Directions: Only the pictures are left out: repeat the rest of the entries exactly.

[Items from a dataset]
..........
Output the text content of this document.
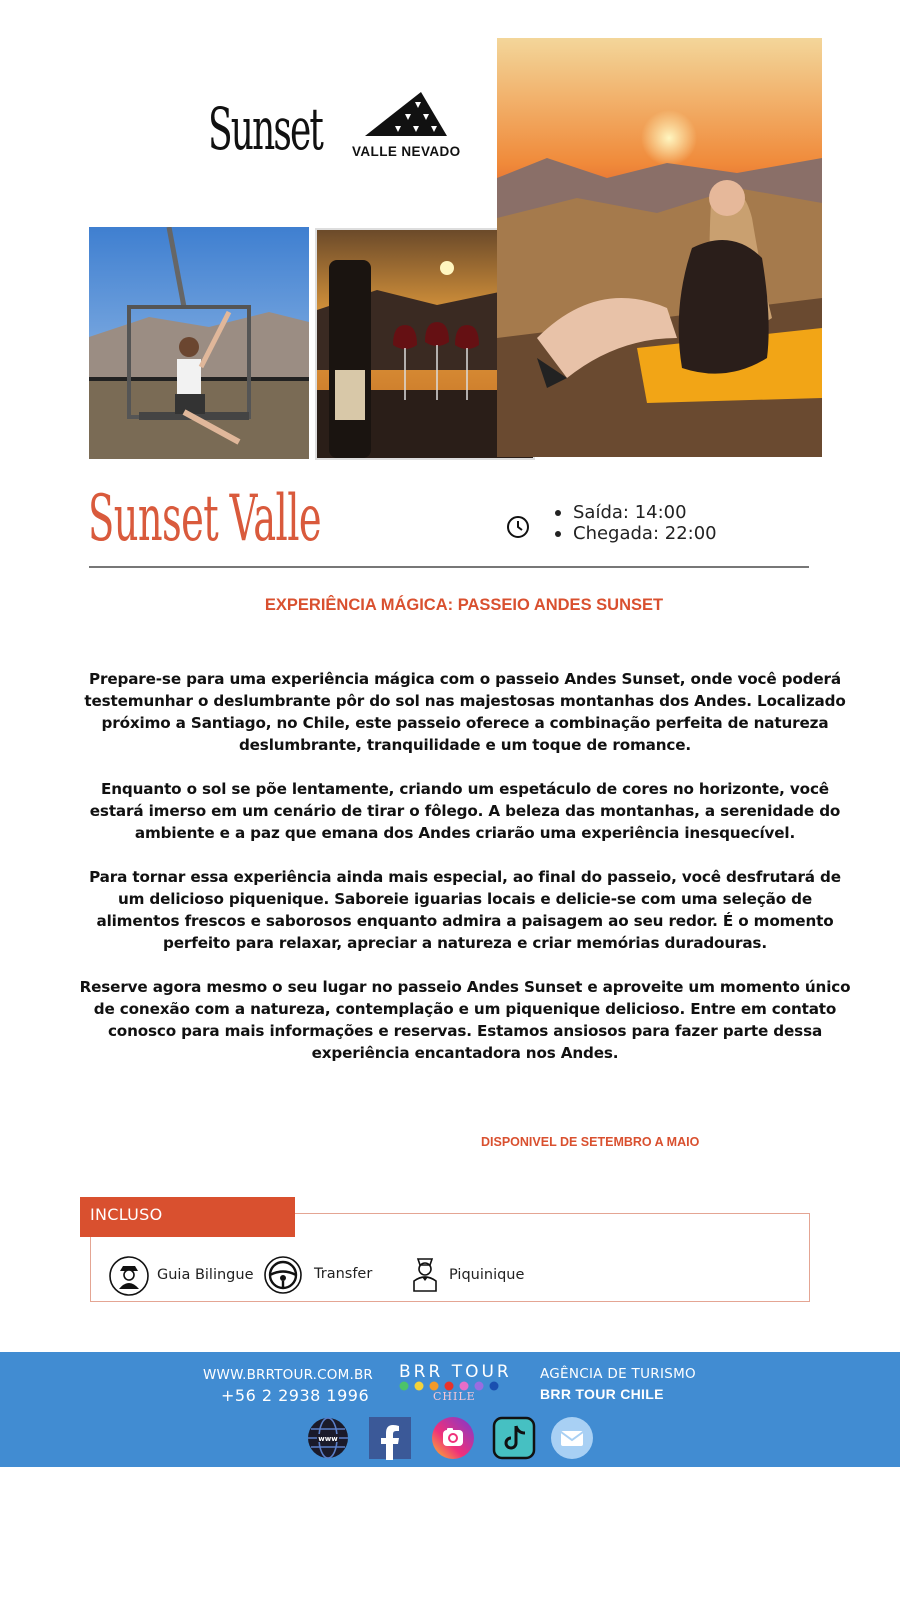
Sunset VALLE NEVADO
Sunset Valle	Saída: 14:00
Chegada: 22:00
EXPERIÊNCIA MÁGICA: PASSEIO ANDES SUNSET

Prepare-se para uma experiência mágica com o passeio Andes Sunset, onde você poderá testemunhar o deslumbrante pôr do sol nas majestosas montanhas dos Andes. Localizado próximo a Santiago, no Chile, este passeio oferece a combinação perfeita de natureza deslumbrante, tranquilidade e um toque de romance.

Enquanto o sol se põe lentamente, criando um espetáculo de cores no horizonte, você estará imerso em um cenário de tirar o fôlego. A beleza das montanhas, a serenidade do ambiente e a paz que emana dos Andes criarão uma experiência inesquecível.

Para tornar essa experiência ainda mais especial, ao final do passeio, você desfrutará de um delicioso piquenique. Saboreie iguarias locais e delicie-se com uma seleção de alimentos frescos e saborosos enquanto admira a paisagem ao seu redor. É o momento perfeito para relaxar, apreciar a natureza e criar memórias duradouras.

Reserve agora mesmo o seu lugar no passeio Andes Sunset e aproveite um momento único de conexão com a natureza, contemplação e um piquenique delicioso. Entre em contato conosco para mais informações e reservas. Estamos ansiosos para fazer parte dessa experiência encantadora nos Andes.

DISPONIVEL DE SETEMBRO A MAIO
INCLUSO
Guia Bilingue	Transfer	Piquinique
WWW.BRRTOUR.COM.BR
+56 2 2938 1996
BRR TOUR
CHILE
AGÊNCIA DE TURISMO
BRR TOUR CHILE
www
..........
Answer to this exercise:
Output the text content of this document.
Sunset VALLE NEVADO
Sunset Valle	Saída: 14:00
Chegada: 22:00
EXPERIÊNCIA MÁGICA: PASSEIO ANDES SUNSET

Prepare-se para uma experiência mágica com o passeio Andes Sunset, onde você poderá testemunhar o deslumbrante pôr do sol nas majestosas montanhas dos Andes. Localizado próximo a Santiago, no Chile, este passeio oferece a combinação perfeita de natureza deslumbrante, tranquilidade e um toque de romance.

Enquanto o sol se põe lentamente, criando um espetáculo de cores no horizonte, você estará imerso em um cenário de tirar o fôlego. A beleza das montanhas, a serenidade do ambiente e a paz que emana dos Andes criarão uma experiência inesquecível.

Para tornar essa experiência ainda mais especial, ao final do passeio, você desfrutará de um delicioso piquenique. Saboreie iguarias locais e delicie-se com uma seleção de alimentos frescos e saborosos enquanto admira a paisagem ao seu redor. É o momento perfeito para relaxar, apreciar a natureza e criar memórias duradouras.

Reserve agora mesmo o seu lugar no passeio Andes Sunset e aproveite um momento único de conexão com a natureza, contemplação e um piquenique delicioso. Entre em contato conosco para mais informações e reservas. Estamos ansiosos para fazer parte dessa experiência encantadora nos Andes.

DISPONIVEL DE SETEMBRO A MAIO
INCLUSO
Guia Bilingue	Transfer	Piquinique
WWW.BRRTOUR.COM.BR
+56 2 2938 1996
BRR TOUR
CHILE
AGÊNCIA DE TURISMO
BRR TOUR CHILE
www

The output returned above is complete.